▸ **THE REQUEST**
Write down each entry again, exactly as it reads.

▸ **RECORD SET**

↓↓↓

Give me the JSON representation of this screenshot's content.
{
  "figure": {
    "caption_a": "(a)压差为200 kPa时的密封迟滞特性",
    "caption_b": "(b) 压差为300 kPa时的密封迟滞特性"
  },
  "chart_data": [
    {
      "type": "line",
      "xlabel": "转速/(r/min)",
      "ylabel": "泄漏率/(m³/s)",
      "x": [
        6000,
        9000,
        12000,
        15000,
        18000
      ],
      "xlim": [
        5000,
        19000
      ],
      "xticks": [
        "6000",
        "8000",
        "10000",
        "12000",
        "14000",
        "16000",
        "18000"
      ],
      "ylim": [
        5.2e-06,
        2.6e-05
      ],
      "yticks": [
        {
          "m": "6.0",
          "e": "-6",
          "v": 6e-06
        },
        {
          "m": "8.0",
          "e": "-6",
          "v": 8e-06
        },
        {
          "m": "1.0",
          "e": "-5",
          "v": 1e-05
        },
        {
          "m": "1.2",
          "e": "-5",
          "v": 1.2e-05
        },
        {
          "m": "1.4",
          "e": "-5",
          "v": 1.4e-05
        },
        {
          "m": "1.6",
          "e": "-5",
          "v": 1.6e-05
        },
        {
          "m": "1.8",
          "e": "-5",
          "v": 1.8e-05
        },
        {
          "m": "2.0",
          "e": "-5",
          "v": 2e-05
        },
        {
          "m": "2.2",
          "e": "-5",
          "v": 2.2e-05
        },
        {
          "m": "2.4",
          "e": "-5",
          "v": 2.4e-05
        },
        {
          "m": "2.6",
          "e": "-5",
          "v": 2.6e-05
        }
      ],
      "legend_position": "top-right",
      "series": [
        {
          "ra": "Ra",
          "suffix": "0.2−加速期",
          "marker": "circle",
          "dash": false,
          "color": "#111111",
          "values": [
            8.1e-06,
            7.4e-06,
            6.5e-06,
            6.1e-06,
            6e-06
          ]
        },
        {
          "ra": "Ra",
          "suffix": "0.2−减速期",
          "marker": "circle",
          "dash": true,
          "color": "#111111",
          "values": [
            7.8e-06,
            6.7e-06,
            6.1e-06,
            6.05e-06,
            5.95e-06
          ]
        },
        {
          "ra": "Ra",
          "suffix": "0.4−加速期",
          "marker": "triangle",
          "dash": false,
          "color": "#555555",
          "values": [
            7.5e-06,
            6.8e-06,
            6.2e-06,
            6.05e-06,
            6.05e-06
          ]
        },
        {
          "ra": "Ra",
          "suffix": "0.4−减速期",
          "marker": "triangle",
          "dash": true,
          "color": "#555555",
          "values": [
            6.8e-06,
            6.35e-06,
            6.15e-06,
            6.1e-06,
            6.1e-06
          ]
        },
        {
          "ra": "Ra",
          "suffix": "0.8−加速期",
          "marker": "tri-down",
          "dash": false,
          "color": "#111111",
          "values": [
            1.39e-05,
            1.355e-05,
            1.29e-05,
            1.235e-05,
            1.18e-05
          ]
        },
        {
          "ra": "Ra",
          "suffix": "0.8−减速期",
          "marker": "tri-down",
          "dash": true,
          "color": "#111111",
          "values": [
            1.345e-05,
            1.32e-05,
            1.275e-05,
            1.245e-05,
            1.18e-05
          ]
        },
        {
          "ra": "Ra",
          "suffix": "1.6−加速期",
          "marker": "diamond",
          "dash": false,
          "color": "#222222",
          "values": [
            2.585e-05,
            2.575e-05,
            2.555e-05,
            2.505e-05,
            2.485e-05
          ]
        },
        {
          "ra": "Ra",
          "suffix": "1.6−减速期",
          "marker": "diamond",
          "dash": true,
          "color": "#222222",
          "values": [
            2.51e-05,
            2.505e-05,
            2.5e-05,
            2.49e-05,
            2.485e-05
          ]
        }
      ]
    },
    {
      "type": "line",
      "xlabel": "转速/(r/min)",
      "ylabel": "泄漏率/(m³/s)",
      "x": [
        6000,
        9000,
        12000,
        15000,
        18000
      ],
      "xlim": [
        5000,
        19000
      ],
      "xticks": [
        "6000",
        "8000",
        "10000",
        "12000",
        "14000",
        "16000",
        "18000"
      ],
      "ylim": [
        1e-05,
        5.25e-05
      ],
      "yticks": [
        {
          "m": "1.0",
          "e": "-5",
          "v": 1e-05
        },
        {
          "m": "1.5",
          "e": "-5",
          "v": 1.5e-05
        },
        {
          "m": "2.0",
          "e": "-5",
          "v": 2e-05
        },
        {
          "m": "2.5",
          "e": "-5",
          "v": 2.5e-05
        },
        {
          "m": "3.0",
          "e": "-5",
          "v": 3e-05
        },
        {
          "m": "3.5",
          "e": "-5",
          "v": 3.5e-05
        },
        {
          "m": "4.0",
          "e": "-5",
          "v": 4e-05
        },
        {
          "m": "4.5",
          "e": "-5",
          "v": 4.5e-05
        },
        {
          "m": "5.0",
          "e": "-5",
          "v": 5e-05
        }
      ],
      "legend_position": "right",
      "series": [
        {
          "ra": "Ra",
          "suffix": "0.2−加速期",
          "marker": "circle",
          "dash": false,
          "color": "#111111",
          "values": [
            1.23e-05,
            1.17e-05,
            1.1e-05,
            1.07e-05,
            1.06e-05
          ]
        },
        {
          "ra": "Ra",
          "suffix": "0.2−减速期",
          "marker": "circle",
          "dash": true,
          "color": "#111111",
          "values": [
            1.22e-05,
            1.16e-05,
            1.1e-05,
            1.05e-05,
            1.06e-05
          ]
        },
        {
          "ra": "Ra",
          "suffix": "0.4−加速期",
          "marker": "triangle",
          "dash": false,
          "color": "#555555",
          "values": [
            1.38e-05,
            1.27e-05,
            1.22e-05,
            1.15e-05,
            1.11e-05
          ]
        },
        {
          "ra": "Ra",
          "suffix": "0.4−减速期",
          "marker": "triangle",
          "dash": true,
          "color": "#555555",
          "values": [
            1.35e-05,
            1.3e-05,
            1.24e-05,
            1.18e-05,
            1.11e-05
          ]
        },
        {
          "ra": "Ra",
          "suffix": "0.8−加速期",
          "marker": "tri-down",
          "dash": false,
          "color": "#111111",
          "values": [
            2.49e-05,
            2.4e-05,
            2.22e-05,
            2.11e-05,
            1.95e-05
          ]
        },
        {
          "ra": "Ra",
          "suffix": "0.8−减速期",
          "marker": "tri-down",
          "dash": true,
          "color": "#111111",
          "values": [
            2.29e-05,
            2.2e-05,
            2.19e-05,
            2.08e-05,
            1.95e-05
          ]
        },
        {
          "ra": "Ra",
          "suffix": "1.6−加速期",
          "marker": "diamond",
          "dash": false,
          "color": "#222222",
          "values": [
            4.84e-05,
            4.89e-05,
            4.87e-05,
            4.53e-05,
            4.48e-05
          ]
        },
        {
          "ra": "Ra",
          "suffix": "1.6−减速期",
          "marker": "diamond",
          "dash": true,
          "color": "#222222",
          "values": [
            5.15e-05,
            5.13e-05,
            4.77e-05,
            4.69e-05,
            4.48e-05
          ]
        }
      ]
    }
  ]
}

↑↑↑

▸ **ANSWER BELOW**
Give me the JSON representation of this screenshot's content.
{
  "figure": {
    "caption_a": "(a)压差为200 kPa时的密封迟滞特性",
    "caption_b": "(b) 压差为300 kPa时的密封迟滞特性"
  },
  "chart_data": [
    {
      "type": "line",
      "xlabel": "转速/(r/min)",
      "ylabel": "泄漏率/(m³/s)",
      "x": [
        6000,
        9000,
        12000,
        15000,
        18000
      ],
      "xlim": [
        5000,
        19000
      ],
      "xticks": [
        "6000",
        "8000",
        "10000",
        "12000",
        "14000",
        "16000",
        "18000"
      ],
      "ylim": [
        5.2e-06,
        2.6e-05
      ],
      "yticks": [
        {
          "m": "6.0",
          "e": "-6",
          "v": 6e-06
        },
        {
          "m": "8.0",
          "e": "-6",
          "v": 8e-06
        },
        {
          "m": "1.0",
          "e": "-5",
          "v": 1e-05
        },
        {
          "m": "1.2",
          "e": "-5",
          "v": 1.2e-05
        },
        {
          "m": "1.4",
          "e": "-5",
          "v": 1.4e-05
        },
        {
          "m": "1.6",
          "e": "-5",
          "v": 1.6e-05
        },
        {
          "m": "1.8",
          "e": "-5",
          "v": 1.8e-05
        },
        {
          "m": "2.0",
          "e": "-5",
          "v": 2e-05
        },
        {
          "m": "2.2",
          "e": "-5",
          "v": 2.2e-05
        },
        {
          "m": "2.4",
          "e": "-5",
          "v": 2.4e-05
        },
        {
          "m": "2.6",
          "e": "-5",
          "v": 2.6e-05
        }
      ],
      "legend_position": "top-right",
      "series": [
        {
          "ra": "Ra",
          "suffix": "0.2−加速期",
          "marker": "circle",
          "dash": false,
          "color": "#111111",
          "values": [
            8.1e-06,
            7.4e-06,
            6.5e-06,
            6.1e-06,
            6e-06
          ]
        },
        {
          "ra": "Ra",
          "suffix": "0.2−减速期",
          "marker": "circle",
          "dash": true,
          "color": "#111111",
          "values": [
            7.8e-06,
            6.7e-06,
            6.1e-06,
            6.05e-06,
            5.95e-06
          ]
        },
        {
          "ra": "Ra",
          "suffix": "0.4−加速期",
          "marker": "triangle",
          "dash": false,
          "color": "#555555",
          "values": [
            7.5e-06,
            6.8e-06,
            6.2e-06,
            6.05e-06,
            6.05e-06
          ]
        },
        {
          "ra": "Ra",
          "suffix": "0.4−减速期",
          "marker": "triangle",
          "dash": true,
          "color": "#555555",
          "values": [
            6.8e-06,
            6.35e-06,
            6.15e-06,
            6.1e-06,
            6.1e-06
          ]
        },
        {
          "ra": "Ra",
          "suffix": "0.8−加速期",
          "marker": "tri-down",
          "dash": false,
          "color": "#111111",
          "values": [
            1.39e-05,
            1.355e-05,
            1.29e-05,
            1.235e-05,
            1.18e-05
          ]
        },
        {
          "ra": "Ra",
          "suffix": "0.8−减速期",
          "marker": "tri-down",
          "dash": true,
          "color": "#111111",
          "values": [
            1.345e-05,
            1.32e-05,
            1.275e-05,
            1.245e-05,
            1.18e-05
          ]
        },
        {
          "ra": "Ra",
          "suffix": "1.6−加速期",
          "marker": "diamond",
          "dash": false,
          "color": "#222222",
          "values": [
            2.585e-05,
            2.575e-05,
            2.555e-05,
            2.505e-05,
            2.485e-05
          ]
        },
        {
          "ra": "Ra",
          "suffix": "1.6−减速期",
          "marker": "diamond",
          "dash": true,
          "color": "#222222",
          "values": [
            2.51e-05,
            2.505e-05,
            2.5e-05,
            2.49e-05,
            2.485e-05
          ]
        }
      ]
    },
    {
      "type": "line",
      "xlabel": "转速/(r/min)",
      "ylabel": "泄漏率/(m³/s)",
      "x": [
        6000,
        9000,
        12000,
        15000,
        18000
      ],
      "xlim": [
        5000,
        19000
      ],
      "xticks": [
        "6000",
        "8000",
        "10000",
        "12000",
        "14000",
        "16000",
        "18000"
      ],
      "ylim": [
        1e-05,
        5.25e-05
      ],
      "yticks": [
        {
          "m": "1.0",
          "e": "-5",
          "v": 1e-05
        },
        {
          "m": "1.5",
          "e": "-5",
          "v": 1.5e-05
        },
        {
          "m": "2.0",
          "e": "-5",
          "v": 2e-05
        },
        {
          "m": "2.5",
          "e": "-5",
          "v": 2.5e-05
        },
        {
          "m": "3.0",
          "e": "-5",
          "v": 3e-05
        },
        {
          "m": "3.5",
          "e": "-5",
          "v": 3.5e-05
        },
        {
          "m": "4.0",
          "e": "-5",
          "v": 4e-05
        },
        {
          "m": "4.5",
          "e": "-5",
          "v": 4.5e-05
        },
        {
          "m": "5.0",
          "e": "-5",
          "v": 5e-05
        }
      ],
      "legend_position": "right",
      "series": [
        {
          "ra": "Ra",
          "suffix": "0.2−加速期",
          "marker": "circle",
          "dash": false,
          "color": "#111111",
          "values": [
            1.23e-05,
            1.17e-05,
            1.1e-05,
            1.07e-05,
            1.06e-05
          ]
        },
        {
          "ra": "Ra",
          "suffix": "0.2−减速期",
          "marker": "circle",
          "dash": true,
          "color": "#111111",
          "values": [
            1.22e-05,
            1.16e-05,
            1.1e-05,
            1.05e-05,
            1.06e-05
          ]
        },
        {
          "ra": "Ra",
          "suffix": "0.4−加速期",
          "marker": "triangle",
          "dash": false,
          "color": "#555555",
          "values": [
            1.38e-05,
            1.27e-05,
            1.22e-05,
            1.15e-05,
            1.11e-05
          ]
        },
        {
          "ra": "Ra",
          "suffix": "0.4−减速期",
          "marker": "triangle",
          "dash": true,
          "color": "#555555",
          "values": [
            1.35e-05,
            1.3e-05,
            1.24e-05,
            1.18e-05,
            1.11e-05
          ]
        },
        {
          "ra": "Ra",
          "suffix": "0.8−加速期",
          "marker": "tri-down",
          "dash": false,
          "color": "#111111",
          "values": [
            2.49e-05,
            2.4e-05,
            2.22e-05,
            2.11e-05,
            1.95e-05
          ]
        },
        {
          "ra": "Ra",
          "suffix": "0.8−减速期",
          "marker": "tri-down",
          "dash": true,
          "color": "#111111",
          "values": [
            2.29e-05,
            2.2e-05,
            2.19e-05,
            2.08e-05,
            1.95e-05
          ]
        },
        {
          "ra": "Ra",
          "suffix": "1.6−加速期",
          "marker": "diamond",
          "dash": false,
          "color": "#222222",
          "values": [
            4.84e-05,
            4.89e-05,
            4.87e-05,
            4.53e-05,
            4.48e-05
          ]
        },
        {
          "ra": "Ra",
          "suffix": "1.6−减速期",
          "marker": "diamond",
          "dash": true,
          "color": "#222222",
          "values": [
            5.15e-05,
            5.13e-05,
            4.77e-05,
            4.69e-05,
            4.48e-05
          ]
        }
      ]
    }
  ]
}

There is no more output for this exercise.